__Required task__. Please output the lines shown below exactly as they appear.

__Listed entries__.
--*--
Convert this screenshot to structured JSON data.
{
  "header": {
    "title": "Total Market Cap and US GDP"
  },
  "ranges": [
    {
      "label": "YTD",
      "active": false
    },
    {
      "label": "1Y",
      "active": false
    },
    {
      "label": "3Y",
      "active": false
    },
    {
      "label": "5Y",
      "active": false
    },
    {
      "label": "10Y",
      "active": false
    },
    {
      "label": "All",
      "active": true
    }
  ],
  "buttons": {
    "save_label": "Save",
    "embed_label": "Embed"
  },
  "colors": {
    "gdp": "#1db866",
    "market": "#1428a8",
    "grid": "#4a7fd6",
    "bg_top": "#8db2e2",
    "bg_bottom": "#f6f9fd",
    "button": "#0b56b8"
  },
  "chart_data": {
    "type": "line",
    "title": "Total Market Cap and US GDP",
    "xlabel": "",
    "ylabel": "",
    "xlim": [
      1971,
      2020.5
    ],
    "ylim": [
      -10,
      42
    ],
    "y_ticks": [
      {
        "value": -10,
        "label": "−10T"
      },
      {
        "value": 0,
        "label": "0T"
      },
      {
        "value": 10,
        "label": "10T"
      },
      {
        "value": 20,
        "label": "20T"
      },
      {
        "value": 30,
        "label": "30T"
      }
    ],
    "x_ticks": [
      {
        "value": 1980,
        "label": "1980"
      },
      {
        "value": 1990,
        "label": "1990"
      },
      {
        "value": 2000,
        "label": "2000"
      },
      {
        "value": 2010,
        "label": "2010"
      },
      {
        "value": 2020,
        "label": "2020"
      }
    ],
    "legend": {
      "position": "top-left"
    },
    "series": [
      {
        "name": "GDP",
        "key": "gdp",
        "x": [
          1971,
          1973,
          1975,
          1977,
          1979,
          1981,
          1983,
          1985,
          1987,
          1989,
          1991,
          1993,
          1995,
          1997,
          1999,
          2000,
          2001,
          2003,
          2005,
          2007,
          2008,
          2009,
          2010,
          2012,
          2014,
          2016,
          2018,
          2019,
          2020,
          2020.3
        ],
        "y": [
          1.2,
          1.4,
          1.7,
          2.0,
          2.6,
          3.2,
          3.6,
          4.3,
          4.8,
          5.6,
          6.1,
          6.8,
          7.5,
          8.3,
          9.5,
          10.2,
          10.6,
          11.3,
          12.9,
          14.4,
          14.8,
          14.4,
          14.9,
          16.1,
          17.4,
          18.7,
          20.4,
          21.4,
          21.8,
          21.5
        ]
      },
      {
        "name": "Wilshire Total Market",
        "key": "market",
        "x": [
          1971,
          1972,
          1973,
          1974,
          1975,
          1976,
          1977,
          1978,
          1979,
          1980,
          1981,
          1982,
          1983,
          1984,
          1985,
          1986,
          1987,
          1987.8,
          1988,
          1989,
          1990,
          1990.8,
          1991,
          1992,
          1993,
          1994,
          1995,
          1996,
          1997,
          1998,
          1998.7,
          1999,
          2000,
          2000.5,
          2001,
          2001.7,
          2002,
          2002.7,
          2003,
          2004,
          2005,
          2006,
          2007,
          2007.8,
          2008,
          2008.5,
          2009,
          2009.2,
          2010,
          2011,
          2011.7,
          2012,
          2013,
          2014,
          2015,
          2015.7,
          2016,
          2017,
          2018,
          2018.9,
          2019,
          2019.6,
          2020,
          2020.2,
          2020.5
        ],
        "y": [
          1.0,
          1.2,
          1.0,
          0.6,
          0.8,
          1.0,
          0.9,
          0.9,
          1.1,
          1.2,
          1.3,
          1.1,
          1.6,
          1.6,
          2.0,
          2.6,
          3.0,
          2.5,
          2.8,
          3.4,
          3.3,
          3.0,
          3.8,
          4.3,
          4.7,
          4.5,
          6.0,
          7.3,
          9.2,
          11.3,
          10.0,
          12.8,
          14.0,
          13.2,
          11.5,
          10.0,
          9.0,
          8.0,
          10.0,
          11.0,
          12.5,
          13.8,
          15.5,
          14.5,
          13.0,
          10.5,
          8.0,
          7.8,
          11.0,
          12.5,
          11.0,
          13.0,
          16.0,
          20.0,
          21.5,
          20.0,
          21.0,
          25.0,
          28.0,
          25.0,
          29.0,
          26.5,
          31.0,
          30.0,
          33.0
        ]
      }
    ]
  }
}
--*--
__The response__.
Convert this screenshot to structured JSON data.
{
  "header": {
    "title": "Total Market Cap and US GDP"
  },
  "ranges": [
    {
      "label": "YTD",
      "active": false
    },
    {
      "label": "1Y",
      "active": false
    },
    {
      "label": "3Y",
      "active": false
    },
    {
      "label": "5Y",
      "active": false
    },
    {
      "label": "10Y",
      "active": false
    },
    {
      "label": "All",
      "active": true
    }
  ],
  "buttons": {
    "save_label": "Save",
    "embed_label": "Embed"
  },
  "colors": {
    "gdp": "#1db866",
    "market": "#1428a8",
    "grid": "#4a7fd6",
    "bg_top": "#8db2e2",
    "bg_bottom": "#f6f9fd",
    "button": "#0b56b8"
  },
  "chart_data": {
    "type": "line",
    "title": "Total Market Cap and US GDP",
    "xlabel": "",
    "ylabel": "",
    "xlim": [
      1971,
      2020.5
    ],
    "ylim": [
      -10,
      42
    ],
    "y_ticks": [
      {
        "value": -10,
        "label": "−10T"
      },
      {
        "value": 0,
        "label": "0T"
      },
      {
        "value": 10,
        "label": "10T"
      },
      {
        "value": 20,
        "label": "20T"
      },
      {
        "value": 30,
        "label": "30T"
      }
    ],
    "x_ticks": [
      {
        "value": 1980,
        "label": "1980"
      },
      {
        "value": 1990,
        "label": "1990"
      },
      {
        "value": 2000,
        "label": "2000"
      },
      {
        "value": 2010,
        "label": "2010"
      },
      {
        "value": 2020,
        "label": "2020"
      }
    ],
    "legend": {
      "position": "top-left"
    },
    "series": [
      {
        "name": "GDP",
        "key": "gdp",
        "x": [
          1971,
          1973,
          1975,
          1977,
          1979,
          1981,
          1983,
          1985,
          1987,
          1989,
          1991,
          1993,
          1995,
          1997,
          1999,
          2000,
          2001,
          2003,
          2005,
          2007,
          2008,
          2009,
          2010,
          2012,
          2014,
          2016,
          2018,
          2019,
          2020,
          2020.3
        ],
        "y": [
          1.2,
          1.4,
          1.7,
          2.0,
          2.6,
          3.2,
          3.6,
          4.3,
          4.8,
          5.6,
          6.1,
          6.8,
          7.5,
          8.3,
          9.5,
          10.2,
          10.6,
          11.3,
          12.9,
          14.4,
          14.8,
          14.4,
          14.9,
          16.1,
          17.4,
          18.7,
          20.4,
          21.4,
          21.8,
          21.5
        ]
      },
      {
        "name": "Wilshire Total Market",
        "key": "market",
        "x": [
          1971,
          1972,
          1973,
          1974,
          1975,
          1976,
          1977,
          1978,
          1979,
          1980,
          1981,
          1982,
          1983,
          1984,
          1985,
          1986,
          1987,
          1987.8,
          1988,
          1989,
          1990,
          1990.8,
          1991,
          1992,
          1993,
          1994,
          1995,
          1996,
          1997,
          1998,
          1998.7,
          1999,
          2000,
          2000.5,
          2001,
          2001.7,
          2002,
          2002.7,
          2003,
          2004,
          2005,
          2006,
          2007,
          2007.8,
          2008,
          2008.5,
          2009,
          2009.2,
          2010,
          2011,
          2011.7,
          2012,
          2013,
          2014,
          2015,
          2015.7,
          2016,
          2017,
          2018,
          2018.9,
          2019,
          2019.6,
          2020,
          2020.2,
          2020.5
        ],
        "y": [
          1.0,
          1.2,
          1.0,
          0.6,
          0.8,
          1.0,
          0.9,
          0.9,
          1.1,
          1.2,
          1.3,
          1.1,
          1.6,
          1.6,
          2.0,
          2.6,
          3.0,
          2.5,
          2.8,
          3.4,
          3.3,
          3.0,
          3.8,
          4.3,
          4.7,
          4.5,
          6.0,
          7.3,
          9.2,
          11.3,
          10.0,
          12.8,
          14.0,
          13.2,
          11.5,
          10.0,
          9.0,
          8.0,
          10.0,
          11.0,
          12.5,
          13.8,
          15.5,
          14.5,
          13.0,
          10.5,
          8.0,
          7.8,
          11.0,
          12.5,
          11.0,
          13.0,
          16.0,
          20.0,
          21.5,
          20.0,
          21.0,
          25.0,
          28.0,
          25.0,
          29.0,
          26.5,
          31.0,
          30.0,
          33.0
        ]
      }
    ]
  }
}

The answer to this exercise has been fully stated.